++++ STORED RECORDS ++++

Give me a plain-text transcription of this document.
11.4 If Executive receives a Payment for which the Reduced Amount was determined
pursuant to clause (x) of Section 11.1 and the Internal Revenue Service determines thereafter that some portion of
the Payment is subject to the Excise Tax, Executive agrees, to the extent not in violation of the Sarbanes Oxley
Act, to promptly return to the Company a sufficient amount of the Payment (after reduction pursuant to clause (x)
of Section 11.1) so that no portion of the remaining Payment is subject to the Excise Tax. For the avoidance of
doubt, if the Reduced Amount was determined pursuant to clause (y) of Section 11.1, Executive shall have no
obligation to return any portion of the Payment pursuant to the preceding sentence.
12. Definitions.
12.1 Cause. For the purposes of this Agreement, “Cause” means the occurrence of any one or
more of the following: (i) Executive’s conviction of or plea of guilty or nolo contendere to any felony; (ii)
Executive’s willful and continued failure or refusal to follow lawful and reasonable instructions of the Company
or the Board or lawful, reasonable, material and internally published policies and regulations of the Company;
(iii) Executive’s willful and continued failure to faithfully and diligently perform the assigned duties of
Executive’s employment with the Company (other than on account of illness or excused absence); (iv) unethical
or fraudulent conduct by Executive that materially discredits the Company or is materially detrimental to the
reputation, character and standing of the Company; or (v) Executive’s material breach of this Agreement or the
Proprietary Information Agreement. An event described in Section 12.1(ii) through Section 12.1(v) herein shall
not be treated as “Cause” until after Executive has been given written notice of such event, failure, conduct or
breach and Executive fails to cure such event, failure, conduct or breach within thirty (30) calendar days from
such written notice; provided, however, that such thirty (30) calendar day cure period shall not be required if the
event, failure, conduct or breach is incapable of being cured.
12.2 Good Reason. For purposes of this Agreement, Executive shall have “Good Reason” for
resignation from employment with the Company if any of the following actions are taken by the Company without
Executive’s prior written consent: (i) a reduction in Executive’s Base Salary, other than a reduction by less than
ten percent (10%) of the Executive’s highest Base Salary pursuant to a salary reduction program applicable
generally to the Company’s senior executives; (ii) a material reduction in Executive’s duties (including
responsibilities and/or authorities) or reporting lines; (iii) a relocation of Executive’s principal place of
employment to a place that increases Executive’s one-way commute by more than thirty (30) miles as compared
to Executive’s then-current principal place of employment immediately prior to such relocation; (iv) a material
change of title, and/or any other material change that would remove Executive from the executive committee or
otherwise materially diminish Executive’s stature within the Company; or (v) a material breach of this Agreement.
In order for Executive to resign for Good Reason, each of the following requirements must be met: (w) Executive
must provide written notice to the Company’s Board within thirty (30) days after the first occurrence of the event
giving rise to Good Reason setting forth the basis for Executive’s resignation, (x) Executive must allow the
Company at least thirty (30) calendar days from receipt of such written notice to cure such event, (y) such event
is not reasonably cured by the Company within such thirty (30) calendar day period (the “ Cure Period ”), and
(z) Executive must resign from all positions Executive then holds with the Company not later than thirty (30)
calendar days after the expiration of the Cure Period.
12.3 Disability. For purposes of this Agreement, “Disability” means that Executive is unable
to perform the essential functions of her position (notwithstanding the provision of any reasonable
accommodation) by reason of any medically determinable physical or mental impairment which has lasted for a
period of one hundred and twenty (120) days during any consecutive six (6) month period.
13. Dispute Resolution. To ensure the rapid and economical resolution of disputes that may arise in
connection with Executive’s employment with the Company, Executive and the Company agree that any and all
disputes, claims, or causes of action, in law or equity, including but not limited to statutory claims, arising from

++++

__CHALLENGE__: List each line in the listing that contains the string "return".

__TASK OUTPUT__:
Act, to promptly return to the Company a sufficient amount of the Payment (after reduction pursuant to clause (x)
obligation to return any portion of the Payment pursuant to the preceding sentence.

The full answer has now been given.